Render every line of the items below as a Markdown table with the columns "Number" and "Item line," numbering the rows in order and omitting any blank lines.

== Data to use ==

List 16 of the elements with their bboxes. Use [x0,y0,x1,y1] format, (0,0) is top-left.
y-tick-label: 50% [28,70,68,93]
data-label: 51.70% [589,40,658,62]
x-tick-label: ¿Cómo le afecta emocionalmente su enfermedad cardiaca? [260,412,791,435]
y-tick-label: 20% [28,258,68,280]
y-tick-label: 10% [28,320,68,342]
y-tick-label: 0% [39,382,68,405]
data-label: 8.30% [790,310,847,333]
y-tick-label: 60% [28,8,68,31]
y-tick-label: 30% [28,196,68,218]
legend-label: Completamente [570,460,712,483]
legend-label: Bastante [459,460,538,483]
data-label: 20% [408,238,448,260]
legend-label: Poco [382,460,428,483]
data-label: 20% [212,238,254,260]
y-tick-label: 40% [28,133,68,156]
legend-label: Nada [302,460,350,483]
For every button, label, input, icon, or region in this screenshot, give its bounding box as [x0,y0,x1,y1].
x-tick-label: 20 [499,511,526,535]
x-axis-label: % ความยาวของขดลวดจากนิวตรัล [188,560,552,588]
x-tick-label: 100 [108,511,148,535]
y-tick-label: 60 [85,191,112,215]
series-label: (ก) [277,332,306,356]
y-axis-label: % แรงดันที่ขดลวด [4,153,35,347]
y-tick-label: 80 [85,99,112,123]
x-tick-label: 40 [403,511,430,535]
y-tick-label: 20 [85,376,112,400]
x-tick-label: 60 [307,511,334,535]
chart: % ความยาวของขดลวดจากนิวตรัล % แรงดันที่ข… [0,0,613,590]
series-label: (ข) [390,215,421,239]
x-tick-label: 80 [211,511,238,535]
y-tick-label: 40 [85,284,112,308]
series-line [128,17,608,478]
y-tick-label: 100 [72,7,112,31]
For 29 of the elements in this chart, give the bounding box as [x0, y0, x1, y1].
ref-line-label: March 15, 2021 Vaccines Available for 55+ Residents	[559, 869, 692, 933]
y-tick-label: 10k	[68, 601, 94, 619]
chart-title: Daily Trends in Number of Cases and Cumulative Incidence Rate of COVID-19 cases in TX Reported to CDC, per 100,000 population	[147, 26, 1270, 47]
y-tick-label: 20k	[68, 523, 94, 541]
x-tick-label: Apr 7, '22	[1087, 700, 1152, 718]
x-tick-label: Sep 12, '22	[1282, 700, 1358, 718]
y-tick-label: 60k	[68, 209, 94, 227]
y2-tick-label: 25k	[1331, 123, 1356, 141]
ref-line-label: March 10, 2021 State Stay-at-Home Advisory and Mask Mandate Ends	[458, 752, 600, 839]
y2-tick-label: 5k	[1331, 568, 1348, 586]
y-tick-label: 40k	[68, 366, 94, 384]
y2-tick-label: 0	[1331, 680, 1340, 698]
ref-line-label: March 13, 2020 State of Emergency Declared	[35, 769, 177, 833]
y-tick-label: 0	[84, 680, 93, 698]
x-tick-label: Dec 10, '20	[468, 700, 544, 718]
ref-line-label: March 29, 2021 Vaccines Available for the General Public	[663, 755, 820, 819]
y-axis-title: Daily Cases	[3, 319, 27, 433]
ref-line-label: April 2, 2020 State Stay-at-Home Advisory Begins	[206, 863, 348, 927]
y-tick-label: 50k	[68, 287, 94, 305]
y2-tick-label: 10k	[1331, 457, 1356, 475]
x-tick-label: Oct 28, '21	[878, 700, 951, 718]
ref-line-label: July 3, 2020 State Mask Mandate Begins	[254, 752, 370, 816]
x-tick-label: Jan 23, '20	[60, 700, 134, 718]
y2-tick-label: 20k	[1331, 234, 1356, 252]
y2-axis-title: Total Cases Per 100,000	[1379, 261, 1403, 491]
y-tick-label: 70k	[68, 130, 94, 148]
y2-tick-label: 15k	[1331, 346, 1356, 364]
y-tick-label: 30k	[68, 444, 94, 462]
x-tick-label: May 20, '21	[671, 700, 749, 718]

===

- Solution for this task:
| Number | Item line |
|---|---|
| 1 | List 16 of the elements with their bboxes. Use [x0,y0,x1,y1] format, (0,0) is top-left. |
| 2 | y-tick-label: 50% [28,70,68,93] |
| 3 | data-label: 51.70% [589,40,658,62] |
| 4 | x-tick-label: ¿Cómo le afecta emocionalmente su enfermedad cardiaca? [260,412,791,435] |
| 5 | y-tick-label: 20% [28,258,68,280] |
| 6 | y-tick-label: 10% [28,320,68,342] |
| 7 | y-tick-label: 0% [39,382,68,405] |
| 8 | data-label: 8.30% [790,310,847,333] |
| 9 | y-tick-label: 60% [28,8,68,31] |
| 10 | y-tick-label: 30% [28,196,68,218] |
| 11 | legend-label: Completamente [570,460,712,483] |
| 12 | legend-label: Bastante [459,460,538,483] |
| 13 | data-label: 20% [408,238,448,260] |
| 14 | legend-label: Poco [382,460,428,483] |
| 15 | data-label: 20% [212,238,254,260] |
| 16 | y-tick-label: 40% [28,133,68,156] |
| 17 | legend-label: Nada [302,460,350,483] |
| 18 | For every button, label, input, icon, or region in this screenshot, give its bounding box as [x0,y0,x1,y1]. |
| 19 | x-tick-label: 20 [499,511,526,535] |
| 20 | x-axis-label: % ความยาวของขดลวดจากนิวตรัล [188,560,552,588] |
| 21 | x-tick-label: 100 [108,511,148,535] |
| 22 | y-tick-label: 60 [85,191,112,215] |
| 23 | series-label: (ก) [277,332,306,356] |
| 24 | y-axis-label: % แรงดันที่ขดลวด [4,153,35,347] |
| 25 | y-tick-label: 80 [85,99,112,123] |
| 26 | x-tick-label: 40 [403,511,430,535] |
| 27 | y-tick-label: 20 [85,376,112,400] |
| 28 | x-tick-label: 60 [307,511,334,535] |
| 29 | chart: % ความยาวของขดลวดจากนิวตรัล % แรงดันที่ข… [0,0,613,590] |
| 30 | series-label: (ข) [390,215,421,239] |
| 31 | x-tick-label: 80 [211,511,238,535] |
| 32 | y-tick-label: 40 [85,284,112,308] |
| 33 | series-line [128,17,608,478] |
| 34 | y-tick-label: 100 [72,7,112,31] |
| 35 | For 29 of the elements in this chart, give the bounding box as [x0, y0, x1, y1]. |
| 36 | ref-line-label: March 15, 2021 Vaccines Available for 55+ Residents	[559, 869, 692, 933] |
| 37 | y-tick-label: 10k	[68, 601, 94, 619] |
| 38 | chart-title: Daily Trends in Number of Cases and Cumulative Incidence Rate of COVID-19 cases in TX Reported to CDC, per 100,000 population	[147, 26, 1270, 47] |
| 39 | y-tick-label: 20k	[68, 523, 94, 541] |
| 40 | x-tick-label: Apr 7, '22	[1087, 700, 1152, 718] |
| 41 | x-tick-label: Sep 12, '22	[1282, 700, 1358, 718] |
| 42 | y-tick-label: 60k	[68, 209, 94, 227] |
| 43 | y2-tick-label: 25k	[1331, 123, 1356, 141] |
| 44 | ref-line-label: March 10, 2021 State Stay-at-Home Advisory and Mask Mandate Ends	[458, 752, 600, 839] |
| 45 | y2-tick-label: 5k	[1331, 568, 1348, 586] |
| 46 | y-tick-label: 40k	[68, 366, 94, 384] |
| 47 | y2-tick-label: 0	[1331, 680, 1340, 698] |
| 48 | ref-line-label: March 13, 2020 State of Emergency Declared	[35, 769, 177, 833] |
| 49 | y-tick-label: 0	[84, 680, 93, 698] |
| 50 | x-tick-label: Dec 10, '20	[468, 700, 544, 718] |
| 51 | ref-line-label: March 29, 2021 Vaccines Available for the General Public	[663, 755, 820, 819] |
| 52 | y-axis-title: Daily Cases	[3, 319, 27, 433] |
| 53 | ref-line-label: April 2, 2020 State Stay-at-Home Advisory Begins	[206, 863, 348, 927] |
| 54 | y-tick-label: 50k	[68, 287, 94, 305] |
| 55 | y2-tick-label: 10k	[1331, 457, 1356, 475] |
| 56 | x-tick-label: Oct 28, '21	[878, 700, 951, 718] |
| 57 | ref-line-label: July 3, 2020 State Mask Mandate Begins	[254, 752, 370, 816] |
| 58 | x-tick-label: Jan 23, '20	[60, 700, 134, 718] |
| 59 | y2-tick-label: 20k	[1331, 234, 1356, 252] |
| 60 | y2-axis-title: Total Cases Per 100,000	[1379, 261, 1403, 491] |
| 61 | y-tick-label: 70k	[68, 130, 94, 148] |
| 62 | y2-tick-label: 15k	[1331, 346, 1356, 364] |
| 63 | y-tick-label: 30k	[68, 444, 94, 462] |
| 64 | x-tick-label: May 20, '21	[671, 700, 749, 718] |